#### [EXTRACTED TEXT]
■ ■ ■ ■
As a consequence of such research, increased attention is being paid to developing potential intervention methods focused on replacing time spent in sedentary activities with standing and other light-intensity activities of daily living [16,17,18,19,20]. In recent years, technology has come to play a very important role in promoting and supporting an active lifestyle through self-monitoring, goal setting, and other behavioral strategies [21,22]. Recent technological advances have enabled effective motivational applications both for monitoring time spent in sedentary activities and physical activity levels. These applications typically use small, wearable sensors. The data from the sensors can easily be uploaded via an interactive, online interface. Such actions provide users with easy-to-understand visualizations of their daily activity patterns.
The aims of this study were to (1) examine the use of the Gruve online personal activity monitor over a 4-week intervention to reduce sedentary behavior and increase physical activity levels and energy expenditure among sedentary adults during free-living activities, and (2) use a self-report method to examine changes in time spent in sedentary activities and light-intensity physical activity across different life domains (work, transportation, household activities and leisure time).
■ ■ ■ ■
[Listings of box coordinates]
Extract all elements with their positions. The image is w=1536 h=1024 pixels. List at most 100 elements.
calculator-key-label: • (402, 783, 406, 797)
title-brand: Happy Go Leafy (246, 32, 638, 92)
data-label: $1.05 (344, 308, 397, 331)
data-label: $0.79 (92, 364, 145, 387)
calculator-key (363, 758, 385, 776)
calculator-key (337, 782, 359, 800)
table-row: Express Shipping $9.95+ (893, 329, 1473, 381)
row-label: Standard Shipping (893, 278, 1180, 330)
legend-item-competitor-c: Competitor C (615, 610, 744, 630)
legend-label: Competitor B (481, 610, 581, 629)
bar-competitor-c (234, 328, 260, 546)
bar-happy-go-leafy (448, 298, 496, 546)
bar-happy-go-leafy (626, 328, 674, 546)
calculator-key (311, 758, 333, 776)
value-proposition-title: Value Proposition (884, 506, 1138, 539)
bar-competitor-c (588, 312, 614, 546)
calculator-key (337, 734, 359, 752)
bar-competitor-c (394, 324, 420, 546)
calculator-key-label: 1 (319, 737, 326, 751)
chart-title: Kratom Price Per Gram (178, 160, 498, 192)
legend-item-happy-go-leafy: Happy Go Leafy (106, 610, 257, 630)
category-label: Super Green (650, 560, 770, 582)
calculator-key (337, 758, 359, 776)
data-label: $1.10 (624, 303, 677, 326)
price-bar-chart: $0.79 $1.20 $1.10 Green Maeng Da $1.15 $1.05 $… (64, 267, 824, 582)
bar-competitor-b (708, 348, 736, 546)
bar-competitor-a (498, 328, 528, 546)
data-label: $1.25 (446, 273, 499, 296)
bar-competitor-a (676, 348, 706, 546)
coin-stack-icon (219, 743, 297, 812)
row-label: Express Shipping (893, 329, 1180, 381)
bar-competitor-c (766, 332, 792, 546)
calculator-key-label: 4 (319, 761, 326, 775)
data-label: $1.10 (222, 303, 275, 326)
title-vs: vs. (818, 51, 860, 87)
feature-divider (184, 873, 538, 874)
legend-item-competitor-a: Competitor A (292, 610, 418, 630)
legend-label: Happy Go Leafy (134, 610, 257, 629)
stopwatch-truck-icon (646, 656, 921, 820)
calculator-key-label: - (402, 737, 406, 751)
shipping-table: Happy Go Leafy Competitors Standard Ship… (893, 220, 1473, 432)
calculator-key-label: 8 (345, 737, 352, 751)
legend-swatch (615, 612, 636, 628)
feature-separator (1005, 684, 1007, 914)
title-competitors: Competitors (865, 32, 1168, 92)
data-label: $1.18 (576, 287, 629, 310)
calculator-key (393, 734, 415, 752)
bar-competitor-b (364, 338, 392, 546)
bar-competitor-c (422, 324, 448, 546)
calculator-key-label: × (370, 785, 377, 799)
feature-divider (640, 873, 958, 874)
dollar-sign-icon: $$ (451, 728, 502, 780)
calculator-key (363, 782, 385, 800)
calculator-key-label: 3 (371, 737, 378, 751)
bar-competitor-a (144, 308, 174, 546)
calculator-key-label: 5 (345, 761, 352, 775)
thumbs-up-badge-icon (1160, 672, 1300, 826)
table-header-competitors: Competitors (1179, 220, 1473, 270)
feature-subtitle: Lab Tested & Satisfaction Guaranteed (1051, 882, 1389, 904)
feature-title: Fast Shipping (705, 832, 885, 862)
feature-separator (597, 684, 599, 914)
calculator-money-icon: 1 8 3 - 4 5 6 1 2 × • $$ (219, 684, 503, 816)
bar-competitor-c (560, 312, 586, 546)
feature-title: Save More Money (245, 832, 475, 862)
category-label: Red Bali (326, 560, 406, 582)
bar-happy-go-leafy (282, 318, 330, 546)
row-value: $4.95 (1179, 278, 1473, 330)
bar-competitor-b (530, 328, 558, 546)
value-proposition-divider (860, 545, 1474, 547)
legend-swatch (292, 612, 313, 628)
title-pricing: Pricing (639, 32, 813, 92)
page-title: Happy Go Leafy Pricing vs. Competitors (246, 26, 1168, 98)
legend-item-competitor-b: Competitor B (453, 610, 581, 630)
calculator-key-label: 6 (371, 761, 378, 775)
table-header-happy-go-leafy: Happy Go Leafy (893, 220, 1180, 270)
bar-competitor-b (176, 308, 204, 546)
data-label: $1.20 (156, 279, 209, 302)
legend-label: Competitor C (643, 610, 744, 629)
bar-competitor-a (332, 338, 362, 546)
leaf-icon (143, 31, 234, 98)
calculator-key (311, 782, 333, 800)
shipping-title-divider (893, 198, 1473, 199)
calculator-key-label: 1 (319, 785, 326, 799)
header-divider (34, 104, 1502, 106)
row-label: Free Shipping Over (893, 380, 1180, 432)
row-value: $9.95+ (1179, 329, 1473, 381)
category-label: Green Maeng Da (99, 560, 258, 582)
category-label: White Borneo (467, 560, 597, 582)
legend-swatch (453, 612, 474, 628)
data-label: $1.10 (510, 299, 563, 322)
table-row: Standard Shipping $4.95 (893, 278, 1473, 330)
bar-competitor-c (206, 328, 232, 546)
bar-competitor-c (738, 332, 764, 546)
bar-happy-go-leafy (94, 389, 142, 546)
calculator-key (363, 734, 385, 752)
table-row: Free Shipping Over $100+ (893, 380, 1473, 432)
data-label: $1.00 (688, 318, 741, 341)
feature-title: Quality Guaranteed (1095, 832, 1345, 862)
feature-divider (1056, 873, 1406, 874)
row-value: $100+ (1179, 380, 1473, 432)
■ ■ ■ ■
#### [WHAT TO DO]
(A) Answer these questions from the text on reducing sedentary behavior:
(i) What do the motivational applications typically use?
(ii) How many weeks did the intervention last?
(iii) Which life domains does the self-report method cover?
(B) Resume the text on reducing sedentary behavior, starting after its final sentence.

#### [WRITTEN RESPONSES]
(A)
(i) Small, wearable sensors.
(ii) Four weeks.
(iii) Work, transportation, household activities and leisure time.

(B)
2. Methods

2.1. Participants

All participants completed a demographic questionnaire at baseline. Twenty-four adult volunteers (16 men, 8 women, aged 20–36 years) were recruited to participate in the study through advertisements in local newsletters, flyers and emails at a metropolitan university in Brisbane, Australia in October 2012. Pre-screening using the International Physical Activity Questionnaire (IPAQ) self-report questionnaire was used to determine participant eligibility in relation to their volume of sedentary behavior. Only those who reported a high total sitting time, defined as >7 h/day, were invited to participate in the study [23,24]. Written informed consent was obtained and the study was approved by the Human Research Ethics Committee of Queensland University of Technology (Ethics Approval Number: 1200000226). Participation was completely voluntary and participants were informed that they could withdraw at any time during the intervention. Before the start of the intervention, four of the volunteers were excluded from the study sample because they reported a low total sitting time (<7 h/day). Low sitting time was an exclusion criteria. During the intervention, two participants did not comply with the Gruve monitor recharging-battery protocol, thus periods of waking daily life were missing, and their data were removed from analyses after the intervention. As a result, analyses were based on a convenience sample of 18 adults (12 men, 6 women, mean age 29 ± 4.0 years).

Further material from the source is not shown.